* **Directions**:
Look for the string "субсидии" in every line, and copy each line that has it.

* **Dataset records**:
============

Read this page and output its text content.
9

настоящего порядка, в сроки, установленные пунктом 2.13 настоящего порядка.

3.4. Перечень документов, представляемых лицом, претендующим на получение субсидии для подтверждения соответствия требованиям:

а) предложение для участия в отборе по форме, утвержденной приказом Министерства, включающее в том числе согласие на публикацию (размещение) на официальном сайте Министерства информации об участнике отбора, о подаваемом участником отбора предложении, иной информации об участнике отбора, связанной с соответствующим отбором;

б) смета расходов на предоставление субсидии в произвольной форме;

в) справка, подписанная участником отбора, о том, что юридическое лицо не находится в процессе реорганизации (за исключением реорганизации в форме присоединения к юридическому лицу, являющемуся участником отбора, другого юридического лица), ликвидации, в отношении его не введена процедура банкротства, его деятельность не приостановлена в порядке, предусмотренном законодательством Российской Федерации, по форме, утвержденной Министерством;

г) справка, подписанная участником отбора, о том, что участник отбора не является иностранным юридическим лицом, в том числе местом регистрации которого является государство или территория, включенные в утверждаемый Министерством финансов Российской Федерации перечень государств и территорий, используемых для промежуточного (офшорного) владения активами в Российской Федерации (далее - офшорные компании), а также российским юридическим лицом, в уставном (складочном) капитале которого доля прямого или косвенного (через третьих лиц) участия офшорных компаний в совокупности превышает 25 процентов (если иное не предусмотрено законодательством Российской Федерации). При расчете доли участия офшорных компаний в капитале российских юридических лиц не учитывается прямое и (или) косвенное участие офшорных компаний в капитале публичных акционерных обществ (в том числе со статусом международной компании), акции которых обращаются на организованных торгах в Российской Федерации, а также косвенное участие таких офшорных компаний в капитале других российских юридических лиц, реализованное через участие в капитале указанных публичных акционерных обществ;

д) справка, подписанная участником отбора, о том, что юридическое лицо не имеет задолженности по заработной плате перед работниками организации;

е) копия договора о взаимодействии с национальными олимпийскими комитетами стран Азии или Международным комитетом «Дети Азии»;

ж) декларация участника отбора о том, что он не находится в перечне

============

* **Correct result**:
3.4. Перечень документов, представляемых лицом, претендующим на получение субсидии для подтверждения соответствия требованиям:
б) смета расходов на предоставление субсидии в произвольной форме;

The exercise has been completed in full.